Begin MATERIAL FOR THE TASK
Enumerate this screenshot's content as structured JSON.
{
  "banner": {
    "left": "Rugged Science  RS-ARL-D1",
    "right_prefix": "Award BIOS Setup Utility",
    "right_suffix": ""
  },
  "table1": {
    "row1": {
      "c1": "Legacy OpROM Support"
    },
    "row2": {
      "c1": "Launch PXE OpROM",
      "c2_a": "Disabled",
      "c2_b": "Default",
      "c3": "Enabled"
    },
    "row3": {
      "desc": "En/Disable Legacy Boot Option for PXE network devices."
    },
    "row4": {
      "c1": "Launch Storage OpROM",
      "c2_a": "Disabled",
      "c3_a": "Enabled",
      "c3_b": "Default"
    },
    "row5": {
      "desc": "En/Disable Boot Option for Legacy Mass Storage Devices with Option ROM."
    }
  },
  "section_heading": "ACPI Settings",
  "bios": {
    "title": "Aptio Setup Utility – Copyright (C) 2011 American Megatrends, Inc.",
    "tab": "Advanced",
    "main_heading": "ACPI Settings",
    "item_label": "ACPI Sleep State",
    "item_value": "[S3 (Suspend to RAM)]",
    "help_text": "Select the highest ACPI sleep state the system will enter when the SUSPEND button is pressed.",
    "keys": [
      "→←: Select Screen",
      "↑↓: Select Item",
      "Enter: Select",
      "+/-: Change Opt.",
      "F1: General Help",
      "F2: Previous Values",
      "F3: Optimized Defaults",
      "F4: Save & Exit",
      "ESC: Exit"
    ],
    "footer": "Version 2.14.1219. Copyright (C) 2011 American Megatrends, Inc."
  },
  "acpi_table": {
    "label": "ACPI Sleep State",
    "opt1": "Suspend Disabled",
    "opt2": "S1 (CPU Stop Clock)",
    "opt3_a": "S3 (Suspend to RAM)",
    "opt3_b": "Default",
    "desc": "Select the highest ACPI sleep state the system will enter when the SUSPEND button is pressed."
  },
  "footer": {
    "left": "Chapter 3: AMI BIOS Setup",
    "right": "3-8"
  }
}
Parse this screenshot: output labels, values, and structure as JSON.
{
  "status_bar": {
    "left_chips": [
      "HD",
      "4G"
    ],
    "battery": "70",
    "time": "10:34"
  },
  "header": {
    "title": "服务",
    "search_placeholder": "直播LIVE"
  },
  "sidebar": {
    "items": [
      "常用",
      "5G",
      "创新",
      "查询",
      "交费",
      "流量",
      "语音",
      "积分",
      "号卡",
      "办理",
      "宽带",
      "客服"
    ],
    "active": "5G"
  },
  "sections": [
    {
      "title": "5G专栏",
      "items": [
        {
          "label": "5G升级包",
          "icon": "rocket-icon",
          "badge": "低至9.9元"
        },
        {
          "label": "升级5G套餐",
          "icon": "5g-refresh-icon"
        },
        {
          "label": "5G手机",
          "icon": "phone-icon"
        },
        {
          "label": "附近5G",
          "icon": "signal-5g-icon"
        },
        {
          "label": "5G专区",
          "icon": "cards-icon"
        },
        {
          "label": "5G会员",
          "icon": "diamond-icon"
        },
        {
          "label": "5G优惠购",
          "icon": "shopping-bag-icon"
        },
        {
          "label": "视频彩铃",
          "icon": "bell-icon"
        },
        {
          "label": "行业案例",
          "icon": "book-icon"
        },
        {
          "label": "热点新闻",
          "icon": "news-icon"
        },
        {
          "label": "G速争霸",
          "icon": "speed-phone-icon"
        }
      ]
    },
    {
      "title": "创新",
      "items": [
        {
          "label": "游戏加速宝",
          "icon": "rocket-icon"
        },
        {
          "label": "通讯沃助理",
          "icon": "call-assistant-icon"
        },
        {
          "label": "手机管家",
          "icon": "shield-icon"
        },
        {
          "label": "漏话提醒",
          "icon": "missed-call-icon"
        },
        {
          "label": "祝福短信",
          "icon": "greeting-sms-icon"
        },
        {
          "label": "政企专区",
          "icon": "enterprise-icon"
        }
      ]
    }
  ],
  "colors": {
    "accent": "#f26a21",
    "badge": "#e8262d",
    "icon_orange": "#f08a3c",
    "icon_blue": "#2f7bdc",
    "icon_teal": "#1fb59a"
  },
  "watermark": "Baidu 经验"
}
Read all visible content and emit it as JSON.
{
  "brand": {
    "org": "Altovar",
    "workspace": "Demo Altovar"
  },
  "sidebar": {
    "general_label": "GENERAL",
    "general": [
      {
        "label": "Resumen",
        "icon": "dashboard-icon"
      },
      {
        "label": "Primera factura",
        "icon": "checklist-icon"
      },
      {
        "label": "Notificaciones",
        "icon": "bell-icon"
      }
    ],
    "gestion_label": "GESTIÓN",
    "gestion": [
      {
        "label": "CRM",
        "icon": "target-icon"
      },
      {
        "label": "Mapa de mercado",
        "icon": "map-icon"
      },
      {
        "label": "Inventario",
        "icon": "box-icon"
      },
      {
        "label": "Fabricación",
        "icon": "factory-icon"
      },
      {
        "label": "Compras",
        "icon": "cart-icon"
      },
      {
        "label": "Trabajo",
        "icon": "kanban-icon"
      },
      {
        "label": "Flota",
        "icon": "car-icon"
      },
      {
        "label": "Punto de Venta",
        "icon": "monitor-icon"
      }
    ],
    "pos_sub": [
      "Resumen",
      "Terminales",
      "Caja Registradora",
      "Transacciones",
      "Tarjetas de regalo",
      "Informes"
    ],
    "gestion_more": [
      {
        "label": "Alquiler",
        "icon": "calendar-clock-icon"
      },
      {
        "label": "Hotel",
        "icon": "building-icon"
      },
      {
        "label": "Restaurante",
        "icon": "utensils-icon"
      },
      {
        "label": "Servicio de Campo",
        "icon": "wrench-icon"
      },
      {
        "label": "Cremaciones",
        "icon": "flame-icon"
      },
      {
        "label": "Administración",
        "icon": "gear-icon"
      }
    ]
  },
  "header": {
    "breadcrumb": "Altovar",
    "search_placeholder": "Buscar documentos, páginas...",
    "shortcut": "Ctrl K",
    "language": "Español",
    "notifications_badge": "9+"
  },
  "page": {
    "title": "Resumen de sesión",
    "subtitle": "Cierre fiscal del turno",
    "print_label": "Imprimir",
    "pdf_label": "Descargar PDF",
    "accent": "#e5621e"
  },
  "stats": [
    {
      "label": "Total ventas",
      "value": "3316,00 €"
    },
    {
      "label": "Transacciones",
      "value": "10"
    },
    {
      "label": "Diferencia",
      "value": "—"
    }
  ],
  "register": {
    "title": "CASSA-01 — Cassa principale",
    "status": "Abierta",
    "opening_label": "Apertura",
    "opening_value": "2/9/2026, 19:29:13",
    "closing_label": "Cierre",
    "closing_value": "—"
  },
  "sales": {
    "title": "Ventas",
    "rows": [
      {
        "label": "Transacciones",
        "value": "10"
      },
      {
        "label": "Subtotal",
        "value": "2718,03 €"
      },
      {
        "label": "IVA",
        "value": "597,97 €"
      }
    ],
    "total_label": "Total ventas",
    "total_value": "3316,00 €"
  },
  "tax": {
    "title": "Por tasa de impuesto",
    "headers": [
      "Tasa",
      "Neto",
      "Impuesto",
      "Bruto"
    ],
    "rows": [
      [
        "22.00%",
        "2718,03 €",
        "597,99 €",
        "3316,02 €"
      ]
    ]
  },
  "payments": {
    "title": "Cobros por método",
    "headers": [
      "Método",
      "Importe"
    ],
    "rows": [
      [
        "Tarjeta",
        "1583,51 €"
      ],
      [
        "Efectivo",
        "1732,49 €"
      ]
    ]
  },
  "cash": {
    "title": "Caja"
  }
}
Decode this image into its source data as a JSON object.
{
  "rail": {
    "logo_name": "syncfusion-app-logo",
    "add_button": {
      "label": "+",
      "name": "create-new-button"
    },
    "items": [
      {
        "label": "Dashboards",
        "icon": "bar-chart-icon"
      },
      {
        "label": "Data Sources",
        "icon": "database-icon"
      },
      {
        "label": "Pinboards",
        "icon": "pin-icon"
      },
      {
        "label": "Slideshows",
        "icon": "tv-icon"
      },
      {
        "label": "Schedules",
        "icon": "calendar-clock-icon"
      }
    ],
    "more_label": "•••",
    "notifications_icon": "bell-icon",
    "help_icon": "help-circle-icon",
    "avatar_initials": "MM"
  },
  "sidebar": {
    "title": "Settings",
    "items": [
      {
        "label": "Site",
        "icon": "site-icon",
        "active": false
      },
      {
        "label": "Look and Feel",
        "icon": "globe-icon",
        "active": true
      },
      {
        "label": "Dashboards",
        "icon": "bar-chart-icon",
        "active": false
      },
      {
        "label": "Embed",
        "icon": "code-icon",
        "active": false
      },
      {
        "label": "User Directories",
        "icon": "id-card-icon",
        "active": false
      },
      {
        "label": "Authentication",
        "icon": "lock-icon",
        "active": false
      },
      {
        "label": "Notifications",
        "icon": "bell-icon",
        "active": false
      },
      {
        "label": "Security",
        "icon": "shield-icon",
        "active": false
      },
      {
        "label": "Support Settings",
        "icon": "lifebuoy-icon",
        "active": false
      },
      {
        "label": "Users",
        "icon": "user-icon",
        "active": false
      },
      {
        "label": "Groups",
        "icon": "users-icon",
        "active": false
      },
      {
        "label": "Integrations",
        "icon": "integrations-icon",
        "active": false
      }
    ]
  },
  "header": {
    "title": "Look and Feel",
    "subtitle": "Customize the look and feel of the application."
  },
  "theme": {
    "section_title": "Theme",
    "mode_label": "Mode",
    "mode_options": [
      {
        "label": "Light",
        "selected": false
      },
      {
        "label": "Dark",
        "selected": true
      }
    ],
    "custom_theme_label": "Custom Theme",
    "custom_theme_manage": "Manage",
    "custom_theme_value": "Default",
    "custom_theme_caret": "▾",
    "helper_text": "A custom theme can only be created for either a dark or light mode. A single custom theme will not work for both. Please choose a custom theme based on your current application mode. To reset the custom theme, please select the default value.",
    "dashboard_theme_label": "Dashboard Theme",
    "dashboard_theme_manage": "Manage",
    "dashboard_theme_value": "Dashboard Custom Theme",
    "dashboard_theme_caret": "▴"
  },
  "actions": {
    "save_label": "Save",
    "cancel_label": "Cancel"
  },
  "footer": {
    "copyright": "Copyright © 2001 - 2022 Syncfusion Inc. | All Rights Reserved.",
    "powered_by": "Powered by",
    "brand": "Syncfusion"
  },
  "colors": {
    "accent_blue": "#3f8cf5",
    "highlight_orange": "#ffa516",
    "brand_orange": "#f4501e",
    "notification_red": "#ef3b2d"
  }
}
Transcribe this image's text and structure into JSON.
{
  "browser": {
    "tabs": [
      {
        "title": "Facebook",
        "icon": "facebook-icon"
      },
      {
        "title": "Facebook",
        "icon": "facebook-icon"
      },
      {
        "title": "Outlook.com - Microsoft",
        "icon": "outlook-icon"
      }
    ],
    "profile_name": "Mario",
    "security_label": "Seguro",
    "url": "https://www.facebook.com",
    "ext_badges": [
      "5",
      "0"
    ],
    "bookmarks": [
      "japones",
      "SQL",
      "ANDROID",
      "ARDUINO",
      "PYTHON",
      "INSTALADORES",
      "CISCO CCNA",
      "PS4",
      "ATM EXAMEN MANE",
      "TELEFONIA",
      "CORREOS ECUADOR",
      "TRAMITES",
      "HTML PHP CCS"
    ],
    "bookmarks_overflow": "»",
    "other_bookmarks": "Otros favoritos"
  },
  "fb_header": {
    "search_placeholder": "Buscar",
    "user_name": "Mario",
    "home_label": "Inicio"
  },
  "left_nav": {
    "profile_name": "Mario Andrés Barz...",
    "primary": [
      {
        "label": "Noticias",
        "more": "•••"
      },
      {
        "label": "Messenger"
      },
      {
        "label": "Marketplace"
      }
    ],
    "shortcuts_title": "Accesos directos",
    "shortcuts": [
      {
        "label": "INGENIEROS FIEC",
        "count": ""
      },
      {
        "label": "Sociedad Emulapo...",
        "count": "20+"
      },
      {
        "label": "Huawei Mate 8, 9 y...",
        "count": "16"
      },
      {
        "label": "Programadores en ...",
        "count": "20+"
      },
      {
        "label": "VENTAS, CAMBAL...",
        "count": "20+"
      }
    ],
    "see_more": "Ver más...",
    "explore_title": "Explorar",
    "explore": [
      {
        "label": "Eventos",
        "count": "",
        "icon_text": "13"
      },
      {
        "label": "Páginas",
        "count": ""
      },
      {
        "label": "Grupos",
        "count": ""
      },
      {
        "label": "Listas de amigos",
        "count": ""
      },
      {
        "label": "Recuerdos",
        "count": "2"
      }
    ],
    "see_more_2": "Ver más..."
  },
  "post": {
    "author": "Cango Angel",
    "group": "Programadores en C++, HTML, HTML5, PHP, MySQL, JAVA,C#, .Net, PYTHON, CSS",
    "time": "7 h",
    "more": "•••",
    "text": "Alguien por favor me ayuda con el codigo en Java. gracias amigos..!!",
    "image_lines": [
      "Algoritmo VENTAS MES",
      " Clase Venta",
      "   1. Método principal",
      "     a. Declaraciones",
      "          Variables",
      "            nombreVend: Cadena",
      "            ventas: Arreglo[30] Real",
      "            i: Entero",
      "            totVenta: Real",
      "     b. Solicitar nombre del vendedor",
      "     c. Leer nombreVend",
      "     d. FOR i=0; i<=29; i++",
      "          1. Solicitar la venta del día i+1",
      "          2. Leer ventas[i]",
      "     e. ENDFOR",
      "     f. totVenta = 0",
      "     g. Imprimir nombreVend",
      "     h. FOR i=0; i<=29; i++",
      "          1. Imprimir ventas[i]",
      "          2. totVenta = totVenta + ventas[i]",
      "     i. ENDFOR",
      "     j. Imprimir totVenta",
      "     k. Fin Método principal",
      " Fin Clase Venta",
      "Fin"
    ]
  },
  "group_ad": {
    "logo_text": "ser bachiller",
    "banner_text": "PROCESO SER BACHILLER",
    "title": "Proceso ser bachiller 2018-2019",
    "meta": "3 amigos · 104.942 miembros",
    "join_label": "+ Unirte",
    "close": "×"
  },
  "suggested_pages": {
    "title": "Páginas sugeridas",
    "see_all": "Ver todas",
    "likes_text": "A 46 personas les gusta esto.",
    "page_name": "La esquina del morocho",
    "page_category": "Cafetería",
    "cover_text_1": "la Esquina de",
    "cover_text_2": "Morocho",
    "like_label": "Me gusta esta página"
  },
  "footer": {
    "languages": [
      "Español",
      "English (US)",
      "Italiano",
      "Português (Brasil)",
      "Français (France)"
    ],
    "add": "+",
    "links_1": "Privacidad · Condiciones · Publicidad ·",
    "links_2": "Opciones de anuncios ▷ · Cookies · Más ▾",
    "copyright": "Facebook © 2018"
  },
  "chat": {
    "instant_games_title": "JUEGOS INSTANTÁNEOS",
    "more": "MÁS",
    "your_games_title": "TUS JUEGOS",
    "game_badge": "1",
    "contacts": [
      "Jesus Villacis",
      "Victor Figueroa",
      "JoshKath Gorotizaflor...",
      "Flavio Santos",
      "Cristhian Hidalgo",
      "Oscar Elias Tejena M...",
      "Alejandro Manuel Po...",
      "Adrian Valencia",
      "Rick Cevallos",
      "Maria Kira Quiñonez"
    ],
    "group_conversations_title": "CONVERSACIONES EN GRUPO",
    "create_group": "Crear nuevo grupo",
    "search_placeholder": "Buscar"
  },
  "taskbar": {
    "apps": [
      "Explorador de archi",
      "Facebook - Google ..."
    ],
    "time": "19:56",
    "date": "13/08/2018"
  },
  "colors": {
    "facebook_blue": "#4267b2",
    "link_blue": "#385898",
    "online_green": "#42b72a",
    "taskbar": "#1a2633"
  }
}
End MATERIAL FOR THE TASK
* **WRITTEN INSTRUCTION**: Check every line of the data, and copy the ones that contain "JUEGOS".

* **OUTPUT BELOW**:
    "instant_games_title": "JUEGOS INSTANTÁNEOS",
    "your_games_title": "TUS JUEGOS",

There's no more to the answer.